===== GIVEN RECORDS =====

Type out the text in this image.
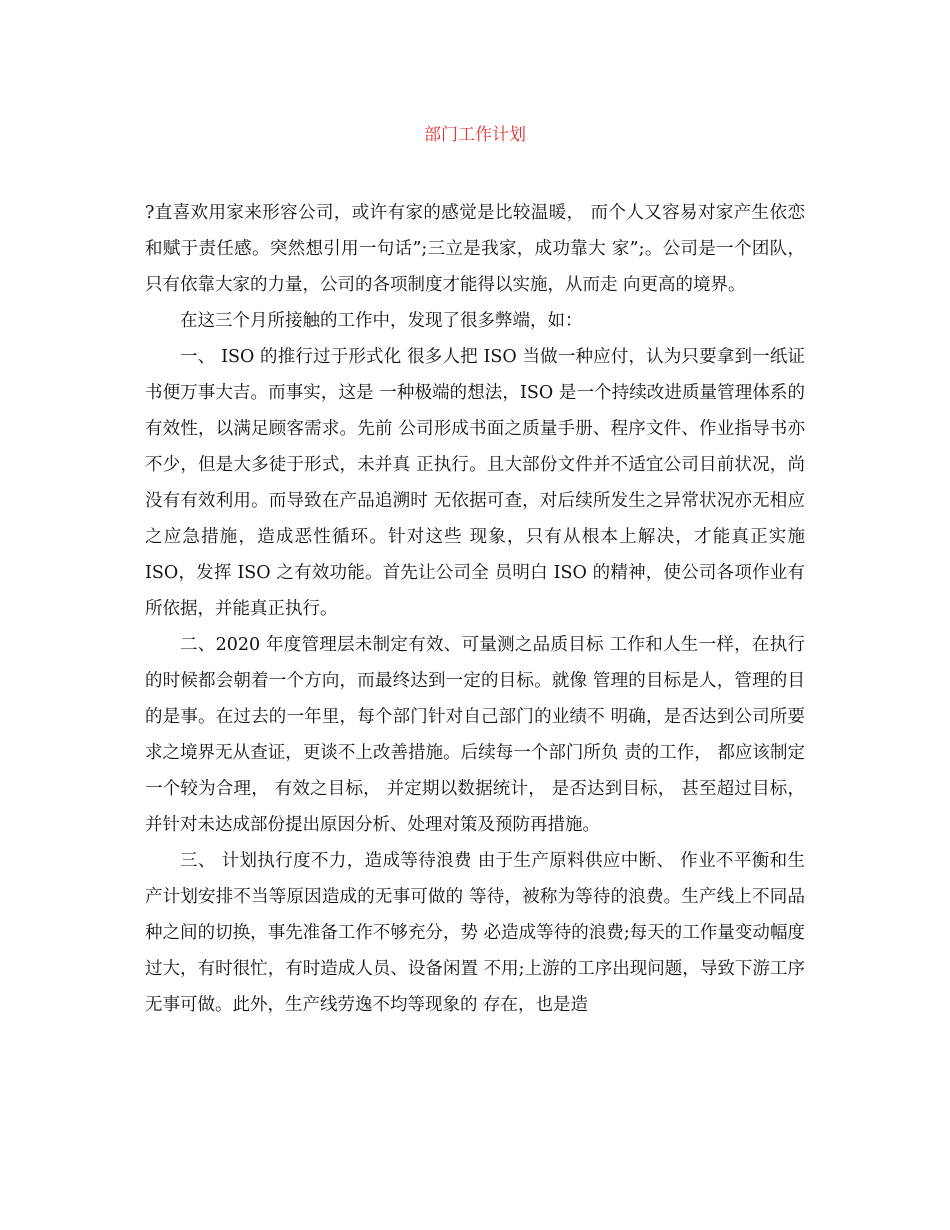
部门工作计划

?直喜欢用家来形容公司，或许有家的感觉是比较温暖， 而个人又容易对家产生依恋和赋于责任感。突然想引用一句话”;三立是我家，成功靠大 家”;。公司是一个团队，只有依靠大家的力量，公司的各项制度才能得以实施，从而走 向更高的境界。

在这三个月所接触的工作中，发现了很多弊端，如：

一、 ISO 的推行过于形式化 很多人把 ISO 当做一种应付，认为只要拿到一纸证书便万事大吉。而事实，这是 一种极端的想法，ISO 是一个持续改进质量管理体系的有效性，以满足顾客需求。先前 公司形成书面之质量手册、程序文件、作业指导书亦不少，但是大多徒于形式，未并真 正执行。且大部份文件并不适宜公司目前状况，尚没有有效利用。而导致在产品追溯时 无依据可查，对后续所发生之异常状况亦无相应之应急措施，造成恶性循环。针对这些 现象，只有从根本上解决，才能真正实施 ISO，发挥 ISO 之有效功能。首先让公司全 员明白 ISO 的精神，使公司各项作业有所依据，并能真正执行。

二、2020 年度管理层未制定有效、可量测之品质目标 工作和人生一样，在执行的时候都会朝着一个方向，而最终达到一定的目标。就像 管理的目标是人，管理的目的是事。在过去的一年里，每个部门针对自己部门的业绩不 明确，是否达到公司所要求之境界无从查证，更谈不上改善措施。后续每一个部门所负 责的工作， 都应该制定一个较为合理， 有效之目标， 并定期以数据统计， 是否达到目标， 甚至超过目标，并针对未达成部份提出原因分析、处理对策及预防再措施。

三、 计划执行度不力，造成等待浪费 由于生产原料供应中断、 作业不平衡和生产计划安排不当等原因造成的无事可做的 等待，被称为等待的浪费。生产线上不同品种之间的切换，事先准备工作不够充分，势 必造成等待的浪费;每天的工作量变动幅度过大，有时很忙，有时造成人员、设备闲置 不用;上游的工序出现问题，导致下游工序无事可做。此外，生产线劳逸不均等现象的 存在，也是造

=====

WHAT THE TASK ASKS »
Omit pictures; set down the rest of the material word for word.

RESPONSE TO THIS TASK »
Type out the text in this image.
部门工作计划

?直喜欢用家来形容公司，或许有家的感觉是比较温暖， 而个人又容易对家产生依恋和赋于责任感。突然想引用一句话”;三立是我家，成功靠大 家”;。公司是一个团队，只有依靠大家的力量，公司的各项制度才能得以实施，从而走 向更高的境界。

在这三个月所接触的工作中，发现了很多弊端，如：

一、 ISO 的推行过于形式化 很多人把 ISO 当做一种应付，认为只要拿到一纸证书便万事大吉。而事实，这是 一种极端的想法，ISO 是一个持续改进质量管理体系的有效性，以满足顾客需求。先前 公司形成书面之质量手册、程序文件、作业指导书亦不少，但是大多徒于形式，未并真 正执行。且大部份文件并不适宜公司目前状况，尚没有有效利用。而导致在产品追溯时 无依据可查，对后续所发生之异常状况亦无相应之应急措施，造成恶性循环。针对这些 现象，只有从根本上解决，才能真正实施 ISO，发挥 ISO 之有效功能。首先让公司全 员明白 ISO 的精神，使公司各项作业有所依据，并能真正执行。

二、2020 年度管理层未制定有效、可量测之品质目标 工作和人生一样，在执行的时候都会朝着一个方向，而最终达到一定的目标。就像 管理的目标是人，管理的目的是事。在过去的一年里，每个部门针对自己部门的业绩不 明确，是否达到公司所要求之境界无从查证，更谈不上改善措施。后续每一个部门所负 责的工作， 都应该制定一个较为合理， 有效之目标， 并定期以数据统计， 是否达到目标， 甚至超过目标，并针对未达成部份提出原因分析、处理对策及预防再措施。

三、 计划执行度不力，造成等待浪费 由于生产原料供应中断、 作业不平衡和生产计划安排不当等原因造成的无事可做的 等待，被称为等待的浪费。生产线上不同品种之间的切换，事先准备工作不够充分，势 必造成等待的浪费;每天的工作量变动幅度过大，有时很忙，有时造成人员、设备闲置 不用;上游的工序出现问题，导致下游工序无事可做。此外，生产线劳逸不均等现象的 存在，也是造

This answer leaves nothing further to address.